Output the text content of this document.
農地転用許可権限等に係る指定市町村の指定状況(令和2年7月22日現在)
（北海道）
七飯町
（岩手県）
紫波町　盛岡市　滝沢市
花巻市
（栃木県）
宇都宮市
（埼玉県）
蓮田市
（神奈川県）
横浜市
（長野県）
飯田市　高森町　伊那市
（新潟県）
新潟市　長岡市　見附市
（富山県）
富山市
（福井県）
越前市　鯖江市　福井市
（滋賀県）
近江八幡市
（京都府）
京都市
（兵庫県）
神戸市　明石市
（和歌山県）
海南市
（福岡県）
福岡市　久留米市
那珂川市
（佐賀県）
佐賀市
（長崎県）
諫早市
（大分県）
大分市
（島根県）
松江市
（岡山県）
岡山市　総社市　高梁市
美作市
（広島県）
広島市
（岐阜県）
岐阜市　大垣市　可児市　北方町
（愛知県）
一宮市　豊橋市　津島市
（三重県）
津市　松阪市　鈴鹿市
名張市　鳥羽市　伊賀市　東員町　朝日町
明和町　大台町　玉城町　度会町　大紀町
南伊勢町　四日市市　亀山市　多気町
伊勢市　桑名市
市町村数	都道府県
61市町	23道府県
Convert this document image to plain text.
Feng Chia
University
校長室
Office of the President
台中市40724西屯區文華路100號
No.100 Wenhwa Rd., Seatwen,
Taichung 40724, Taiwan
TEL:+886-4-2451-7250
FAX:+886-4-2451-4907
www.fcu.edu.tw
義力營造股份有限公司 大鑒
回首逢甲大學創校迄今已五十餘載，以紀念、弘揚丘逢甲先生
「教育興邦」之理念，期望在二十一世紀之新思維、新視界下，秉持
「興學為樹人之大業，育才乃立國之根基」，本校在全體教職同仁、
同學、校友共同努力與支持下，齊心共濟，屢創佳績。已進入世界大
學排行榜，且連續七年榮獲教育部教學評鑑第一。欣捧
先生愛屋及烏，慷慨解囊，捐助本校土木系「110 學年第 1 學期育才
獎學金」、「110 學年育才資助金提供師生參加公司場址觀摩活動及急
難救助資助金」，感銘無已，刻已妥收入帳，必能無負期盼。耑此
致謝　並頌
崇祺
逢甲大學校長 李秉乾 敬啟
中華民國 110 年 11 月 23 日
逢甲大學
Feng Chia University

*****

From the listing, copy every line where the string "this" appears.

■ RESPONSE ■
Output the text content of this document.
Convert this document image to plain text.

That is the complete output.